§ **Brief**
Change "minute-select" to "minute-picker" in everything from the top of the listing down to the line containing "caret-icon <box>901 90 908 92</box>", and give those lines again with nothing else altered.

§ **Materials provided**
+ + + +

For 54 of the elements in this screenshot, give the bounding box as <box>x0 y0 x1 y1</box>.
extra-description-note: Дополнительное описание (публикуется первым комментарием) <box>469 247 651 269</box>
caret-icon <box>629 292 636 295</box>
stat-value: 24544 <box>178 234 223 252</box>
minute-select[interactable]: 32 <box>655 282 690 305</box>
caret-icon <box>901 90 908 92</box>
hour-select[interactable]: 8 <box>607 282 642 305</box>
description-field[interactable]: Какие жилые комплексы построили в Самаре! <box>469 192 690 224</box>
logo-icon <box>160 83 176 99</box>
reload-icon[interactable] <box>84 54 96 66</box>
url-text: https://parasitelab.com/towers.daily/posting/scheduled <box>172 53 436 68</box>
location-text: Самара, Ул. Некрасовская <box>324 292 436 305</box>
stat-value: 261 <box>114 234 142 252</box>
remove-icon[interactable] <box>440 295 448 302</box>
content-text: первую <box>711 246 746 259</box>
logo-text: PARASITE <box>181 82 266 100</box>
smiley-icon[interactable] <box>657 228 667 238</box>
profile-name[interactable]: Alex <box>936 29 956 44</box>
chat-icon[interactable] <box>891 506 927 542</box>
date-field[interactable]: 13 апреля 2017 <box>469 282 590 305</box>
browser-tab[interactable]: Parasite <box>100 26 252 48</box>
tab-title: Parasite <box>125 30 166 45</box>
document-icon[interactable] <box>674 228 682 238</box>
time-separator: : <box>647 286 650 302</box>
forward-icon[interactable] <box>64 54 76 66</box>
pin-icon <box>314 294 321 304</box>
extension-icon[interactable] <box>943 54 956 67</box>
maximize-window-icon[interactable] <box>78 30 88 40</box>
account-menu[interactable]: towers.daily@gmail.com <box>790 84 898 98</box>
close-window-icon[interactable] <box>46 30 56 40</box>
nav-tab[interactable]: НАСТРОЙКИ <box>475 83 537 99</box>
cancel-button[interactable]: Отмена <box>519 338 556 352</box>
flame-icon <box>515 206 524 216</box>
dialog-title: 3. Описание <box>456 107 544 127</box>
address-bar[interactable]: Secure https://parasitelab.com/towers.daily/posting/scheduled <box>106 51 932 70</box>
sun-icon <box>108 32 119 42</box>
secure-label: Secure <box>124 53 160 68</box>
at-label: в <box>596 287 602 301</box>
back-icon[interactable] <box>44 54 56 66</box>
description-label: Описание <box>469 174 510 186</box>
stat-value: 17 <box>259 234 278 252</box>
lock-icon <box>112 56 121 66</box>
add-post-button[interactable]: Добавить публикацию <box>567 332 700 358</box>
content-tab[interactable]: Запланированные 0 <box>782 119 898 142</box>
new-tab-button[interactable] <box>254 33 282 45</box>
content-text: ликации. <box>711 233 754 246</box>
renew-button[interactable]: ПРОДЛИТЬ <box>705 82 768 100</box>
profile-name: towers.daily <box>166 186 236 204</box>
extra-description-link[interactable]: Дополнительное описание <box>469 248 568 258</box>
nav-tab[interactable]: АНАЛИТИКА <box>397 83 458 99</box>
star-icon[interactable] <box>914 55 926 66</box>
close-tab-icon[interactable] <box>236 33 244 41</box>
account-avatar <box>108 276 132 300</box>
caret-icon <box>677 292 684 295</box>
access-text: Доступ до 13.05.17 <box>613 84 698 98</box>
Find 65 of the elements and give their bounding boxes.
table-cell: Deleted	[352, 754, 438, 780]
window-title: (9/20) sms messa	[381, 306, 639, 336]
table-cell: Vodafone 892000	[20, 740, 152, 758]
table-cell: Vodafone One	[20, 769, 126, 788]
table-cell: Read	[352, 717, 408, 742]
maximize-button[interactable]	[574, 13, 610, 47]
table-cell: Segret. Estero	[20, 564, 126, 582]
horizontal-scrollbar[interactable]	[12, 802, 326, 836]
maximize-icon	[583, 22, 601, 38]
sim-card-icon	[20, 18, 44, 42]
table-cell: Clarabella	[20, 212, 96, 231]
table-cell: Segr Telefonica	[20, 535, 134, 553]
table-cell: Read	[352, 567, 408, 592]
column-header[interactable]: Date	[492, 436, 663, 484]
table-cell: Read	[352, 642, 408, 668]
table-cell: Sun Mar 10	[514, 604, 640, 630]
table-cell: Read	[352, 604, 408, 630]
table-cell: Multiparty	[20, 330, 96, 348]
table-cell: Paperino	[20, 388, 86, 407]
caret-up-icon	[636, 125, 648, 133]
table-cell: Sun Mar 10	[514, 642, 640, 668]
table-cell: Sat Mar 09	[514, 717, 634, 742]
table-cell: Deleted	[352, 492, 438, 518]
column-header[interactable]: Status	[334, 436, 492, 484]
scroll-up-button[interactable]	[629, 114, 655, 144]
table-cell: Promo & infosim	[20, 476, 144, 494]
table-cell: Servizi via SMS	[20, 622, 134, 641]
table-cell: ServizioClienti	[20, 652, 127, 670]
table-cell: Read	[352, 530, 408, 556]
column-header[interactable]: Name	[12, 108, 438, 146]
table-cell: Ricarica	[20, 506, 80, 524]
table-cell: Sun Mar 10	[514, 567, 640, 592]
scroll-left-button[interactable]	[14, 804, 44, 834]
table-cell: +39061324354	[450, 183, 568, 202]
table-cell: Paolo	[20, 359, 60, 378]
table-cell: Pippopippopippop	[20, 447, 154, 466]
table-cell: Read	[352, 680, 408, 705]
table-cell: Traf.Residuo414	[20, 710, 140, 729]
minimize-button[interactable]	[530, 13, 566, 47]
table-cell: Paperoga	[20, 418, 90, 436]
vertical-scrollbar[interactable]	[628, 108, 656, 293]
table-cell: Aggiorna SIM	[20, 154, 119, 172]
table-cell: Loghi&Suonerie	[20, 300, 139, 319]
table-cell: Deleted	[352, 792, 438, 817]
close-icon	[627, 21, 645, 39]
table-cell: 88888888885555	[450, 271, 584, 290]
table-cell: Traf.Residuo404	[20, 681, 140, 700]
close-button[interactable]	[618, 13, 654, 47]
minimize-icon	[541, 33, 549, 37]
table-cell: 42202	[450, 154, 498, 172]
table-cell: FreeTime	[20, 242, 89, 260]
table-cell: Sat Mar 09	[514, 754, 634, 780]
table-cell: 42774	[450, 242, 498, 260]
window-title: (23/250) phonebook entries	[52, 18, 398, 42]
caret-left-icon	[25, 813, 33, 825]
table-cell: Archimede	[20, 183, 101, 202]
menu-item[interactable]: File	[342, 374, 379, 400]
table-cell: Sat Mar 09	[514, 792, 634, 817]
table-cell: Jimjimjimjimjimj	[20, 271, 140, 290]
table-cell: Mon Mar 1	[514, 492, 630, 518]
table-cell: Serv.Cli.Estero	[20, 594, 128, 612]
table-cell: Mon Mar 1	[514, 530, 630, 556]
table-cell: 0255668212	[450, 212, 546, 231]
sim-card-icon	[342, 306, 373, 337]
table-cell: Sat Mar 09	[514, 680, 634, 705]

+ + + +

§ **The completed task**
For 54 of the elements in this screenshot, give the bounding box as <box>x0 y0 x1 y1</box>.
extra-description-note: Дополнительное описание (публикуется первым комментарием) <box>469 247 651 269</box>
caret-icon <box>629 292 636 295</box>
stat-value: 24544 <box>178 234 223 252</box>
minute-picker[interactable]: 32 <box>655 282 690 305</box>
caret-icon <box>901 90 908 92</box>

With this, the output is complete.